— Start of Supplied records —

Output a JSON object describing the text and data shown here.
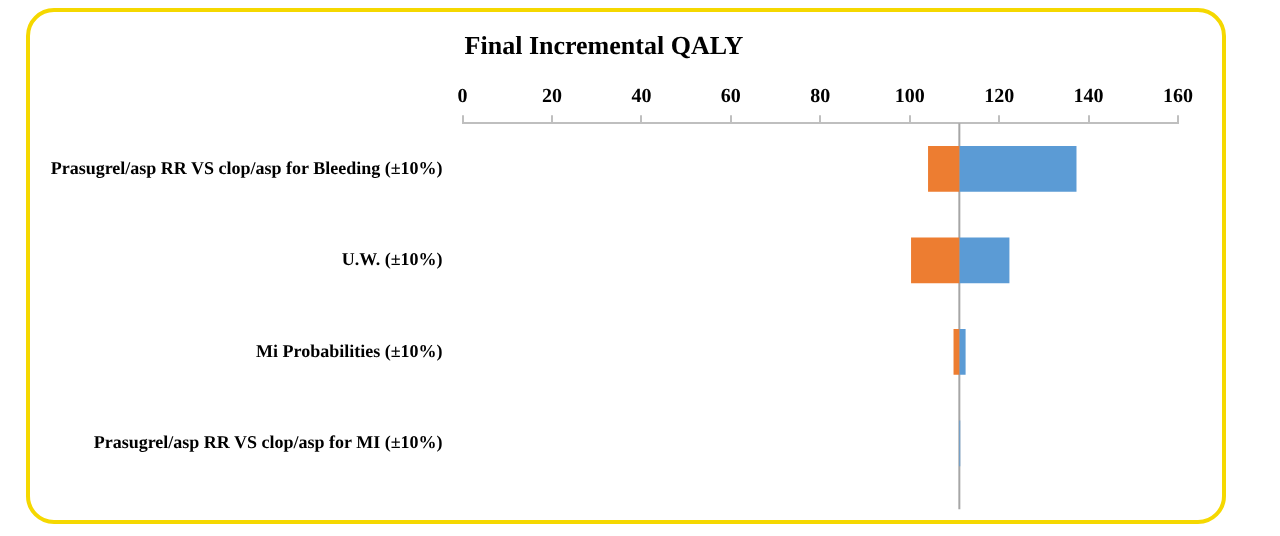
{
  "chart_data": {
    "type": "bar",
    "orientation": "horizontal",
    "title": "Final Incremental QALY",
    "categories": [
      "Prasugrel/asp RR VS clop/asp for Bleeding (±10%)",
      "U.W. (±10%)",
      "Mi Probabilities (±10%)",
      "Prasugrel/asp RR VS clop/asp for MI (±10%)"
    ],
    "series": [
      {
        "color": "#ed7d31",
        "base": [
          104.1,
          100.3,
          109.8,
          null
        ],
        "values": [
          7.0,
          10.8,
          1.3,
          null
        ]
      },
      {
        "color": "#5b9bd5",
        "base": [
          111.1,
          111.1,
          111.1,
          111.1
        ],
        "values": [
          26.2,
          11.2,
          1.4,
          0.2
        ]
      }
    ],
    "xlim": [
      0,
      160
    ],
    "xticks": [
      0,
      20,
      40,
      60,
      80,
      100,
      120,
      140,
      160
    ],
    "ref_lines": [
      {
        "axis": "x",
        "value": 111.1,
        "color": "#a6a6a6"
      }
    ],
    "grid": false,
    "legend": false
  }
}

— End of Supplied records —

_What needs to be done_.
Copy out the lines that hold "Prasugrel".

_Solution to the problem_.
      "Prasugrel/asp RR VS clop/asp for Bleeding (±10%)",
      "Prasugrel/asp RR VS clop/asp for MI (±10%)"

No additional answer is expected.